**INSTRUCTION**
Exactly reproduce each entry, leaving out nothing.

--- begin MATERIAL FOR THE TASK ---

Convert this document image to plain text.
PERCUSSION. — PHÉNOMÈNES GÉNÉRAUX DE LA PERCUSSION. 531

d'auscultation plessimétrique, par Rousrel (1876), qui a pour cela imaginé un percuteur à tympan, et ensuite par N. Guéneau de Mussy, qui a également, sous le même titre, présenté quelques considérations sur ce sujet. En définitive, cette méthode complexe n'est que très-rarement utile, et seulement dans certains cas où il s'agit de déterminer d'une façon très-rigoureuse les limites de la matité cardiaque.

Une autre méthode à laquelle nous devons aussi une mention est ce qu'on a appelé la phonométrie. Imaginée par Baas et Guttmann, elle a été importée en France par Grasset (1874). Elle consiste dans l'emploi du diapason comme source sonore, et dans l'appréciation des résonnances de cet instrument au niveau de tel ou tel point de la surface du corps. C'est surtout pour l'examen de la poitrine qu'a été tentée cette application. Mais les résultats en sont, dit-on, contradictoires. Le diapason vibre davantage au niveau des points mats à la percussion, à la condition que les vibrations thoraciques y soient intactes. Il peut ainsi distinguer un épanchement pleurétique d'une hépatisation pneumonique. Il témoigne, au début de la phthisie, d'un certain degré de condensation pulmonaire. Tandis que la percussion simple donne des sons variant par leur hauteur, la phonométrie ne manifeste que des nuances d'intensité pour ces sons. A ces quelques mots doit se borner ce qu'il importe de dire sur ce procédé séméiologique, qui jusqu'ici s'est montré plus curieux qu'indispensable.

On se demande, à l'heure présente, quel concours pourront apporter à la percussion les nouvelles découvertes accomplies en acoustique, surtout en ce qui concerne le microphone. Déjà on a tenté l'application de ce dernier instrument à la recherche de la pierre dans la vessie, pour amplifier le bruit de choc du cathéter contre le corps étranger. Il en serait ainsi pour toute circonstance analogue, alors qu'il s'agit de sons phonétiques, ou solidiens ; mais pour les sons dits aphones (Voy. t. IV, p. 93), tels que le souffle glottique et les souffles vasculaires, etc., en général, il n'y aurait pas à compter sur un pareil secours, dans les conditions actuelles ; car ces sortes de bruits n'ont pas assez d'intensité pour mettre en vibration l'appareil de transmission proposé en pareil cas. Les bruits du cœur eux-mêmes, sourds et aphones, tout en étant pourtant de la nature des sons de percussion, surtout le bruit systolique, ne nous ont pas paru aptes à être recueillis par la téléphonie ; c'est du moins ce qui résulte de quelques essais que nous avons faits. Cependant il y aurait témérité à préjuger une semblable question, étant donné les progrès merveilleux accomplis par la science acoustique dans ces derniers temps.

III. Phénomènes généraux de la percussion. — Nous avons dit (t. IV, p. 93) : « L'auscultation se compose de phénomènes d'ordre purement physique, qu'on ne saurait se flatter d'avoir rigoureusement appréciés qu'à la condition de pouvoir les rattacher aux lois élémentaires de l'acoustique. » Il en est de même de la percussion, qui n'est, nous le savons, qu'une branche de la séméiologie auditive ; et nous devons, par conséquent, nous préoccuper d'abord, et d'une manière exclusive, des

--- end MATERIAL FOR THE TASK ---

**FULL RESPONSE**
Convert this document image to plain text.
PERCUSSION. — PHÉNOMÈNES GÉNÉRAUX DE LA PERCUSSION. 531

d'auscultation plessimétrique, par Rousrel (1876), qui a pour cela imaginé un percuteur à tympan, et ensuite par N. Guéneau de Mussy, qui a également, sous le même titre, présenté quelques considérations sur ce sujet. En définitive, cette méthode complexe n'est que très-rarement utile, et seulement dans certains cas où il s'agit de déterminer d'une façon très-rigoureuse les limites de la matité cardiaque.

Une autre méthode à laquelle nous devons aussi une mention est ce qu'on a appelé la phonométrie. Imaginée par Baas et Guttmann, elle a été importée en France par Grasset (1874). Elle consiste dans l'emploi du diapason comme source sonore, et dans l'appréciation des résonnances de cet instrument au niveau de tel ou tel point de la surface du corps. C'est surtout pour l'examen de la poitrine qu'a été tentée cette application. Mais les résultats en sont, dit-on, contradictoires. Le diapason vibre davantage au niveau des points mats à la percussion, à la condition que les vibrations thoraciques y soient intactes. Il peut ainsi distinguer un épanchement pleurétique d'une hépatisation pneumonique. Il témoigne, au début de la phthisie, d'un certain degré de condensation pulmonaire. Tandis que la percussion simple donne des sons variant par leur hauteur, la phonométrie ne manifeste que des nuances d'intensité pour ces sons. A ces quelques mots doit se borner ce qu'il importe de dire sur ce procédé séméiologique, qui jusqu'ici s'est montré plus curieux qu'indispensable.

On se demande, à l'heure présente, quel concours pourront apporter à la percussion les nouvelles découvertes accomplies en acoustique, surtout en ce qui concerne le microphone. Déjà on a tenté l'application de ce dernier instrument à la recherche de la pierre dans la vessie, pour amplifier le bruit de choc du cathéter contre le corps étranger. Il en serait ainsi pour toute circonstance analogue, alors qu'il s'agit de sons phonétiques, ou solidiens ; mais pour les sons dits aphones (Voy. t. IV, p. 93), tels que le souffle glottique et les souffles vasculaires, etc., en général, il n'y aurait pas à compter sur un pareil secours, dans les conditions actuelles ; car ces sortes de bruits n'ont pas assez d'intensité pour mettre en vibration l'appareil de transmission proposé en pareil cas. Les bruits du cœur eux-mêmes, sourds et aphones, tout en étant pourtant de la nature des sons de percussion, surtout le bruit systolique, ne nous ont pas paru aptes à être recueillis par la téléphonie ; c'est du moins ce qui résulte de quelques essais que nous avons faits. Cependant il y aurait témérité à préjuger une semblable question, étant donné les progrès merveilleux accomplis par la science acoustique dans ces derniers temps.

III. Phénomènes généraux de la percussion. — Nous avons dit (t. IV, p. 93) : « L'auscultation se compose de phénomènes d'ordre purement physique, qu'on ne saurait se flatter d'avoir rigoureusement appréciés qu'à la condition de pouvoir les rattacher aux lois élémentaires de l'acoustique. » Il en est de même de la percussion, qui n'est, nous le savons, qu'une branche de la séméiologie auditive ; et nous devons, par conséquent, nous préoccuper d'abord, et d'une manière exclusive, des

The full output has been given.